--- begin ---

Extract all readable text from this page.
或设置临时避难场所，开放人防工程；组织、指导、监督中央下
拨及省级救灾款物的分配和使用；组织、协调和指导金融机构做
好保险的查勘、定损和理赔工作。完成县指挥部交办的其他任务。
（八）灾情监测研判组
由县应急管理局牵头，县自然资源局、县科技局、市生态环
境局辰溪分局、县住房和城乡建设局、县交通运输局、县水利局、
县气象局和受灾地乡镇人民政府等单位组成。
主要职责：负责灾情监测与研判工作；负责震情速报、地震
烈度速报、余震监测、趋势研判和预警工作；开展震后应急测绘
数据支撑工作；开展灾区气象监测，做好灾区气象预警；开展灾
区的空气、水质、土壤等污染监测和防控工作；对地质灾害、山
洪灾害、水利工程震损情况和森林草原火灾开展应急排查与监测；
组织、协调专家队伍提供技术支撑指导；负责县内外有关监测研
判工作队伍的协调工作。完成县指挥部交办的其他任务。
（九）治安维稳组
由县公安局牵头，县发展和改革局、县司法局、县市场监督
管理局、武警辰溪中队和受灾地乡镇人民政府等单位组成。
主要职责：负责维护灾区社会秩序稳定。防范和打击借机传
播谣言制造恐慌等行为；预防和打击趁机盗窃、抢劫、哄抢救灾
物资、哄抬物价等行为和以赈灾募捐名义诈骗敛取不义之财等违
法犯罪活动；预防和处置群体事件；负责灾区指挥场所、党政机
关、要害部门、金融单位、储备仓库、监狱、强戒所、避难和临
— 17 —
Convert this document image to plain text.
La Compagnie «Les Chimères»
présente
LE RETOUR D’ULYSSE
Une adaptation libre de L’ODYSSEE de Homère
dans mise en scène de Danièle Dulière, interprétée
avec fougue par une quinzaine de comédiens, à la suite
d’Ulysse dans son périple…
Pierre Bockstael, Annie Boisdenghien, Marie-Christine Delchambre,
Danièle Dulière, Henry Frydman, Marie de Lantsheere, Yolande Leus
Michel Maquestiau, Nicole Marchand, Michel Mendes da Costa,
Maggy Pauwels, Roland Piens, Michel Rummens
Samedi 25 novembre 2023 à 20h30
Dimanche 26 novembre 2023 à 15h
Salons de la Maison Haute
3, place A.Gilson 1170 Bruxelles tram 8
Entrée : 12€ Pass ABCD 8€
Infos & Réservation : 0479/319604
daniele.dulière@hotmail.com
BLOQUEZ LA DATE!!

--- end ---

SET EXERCISE>
What are the lines from the one with "Convert this document image to plain text." through the last line of the records above? Quote them exactly and add nothing.

EXERCISE RESPONSE>
Convert this document image to plain text.
La Compagnie «Les Chimères»
présente
LE RETOUR D’ULYSSE
Une adaptation libre de L’ODYSSEE de Homère
dans mise en scène de Danièle Dulière, interprétée
avec fougue par une quinzaine de comédiens, à la suite
d’Ulysse dans son périple…
Pierre Bockstael, Annie Boisdenghien, Marie-Christine Delchambre,
Danièle Dulière, Henry Frydman, Marie de Lantsheere, Yolande Leus
Michel Maquestiau, Nicole Marchand, Michel Mendes da Costa,
Maggy Pauwels, Roland Piens, Michel Rummens
Samedi 25 novembre 2023 à 20h30
Dimanche 26 novembre 2023 à 15h
Salons de la Maison Haute
3, place A.Gilson 1170 Bruxelles tram 8
Entrée : 12€ Pass ABCD 8€
Infos & Réservation : 0479/319604
daniele.dulière@hotmail.com
BLOQUEZ LA DATE!!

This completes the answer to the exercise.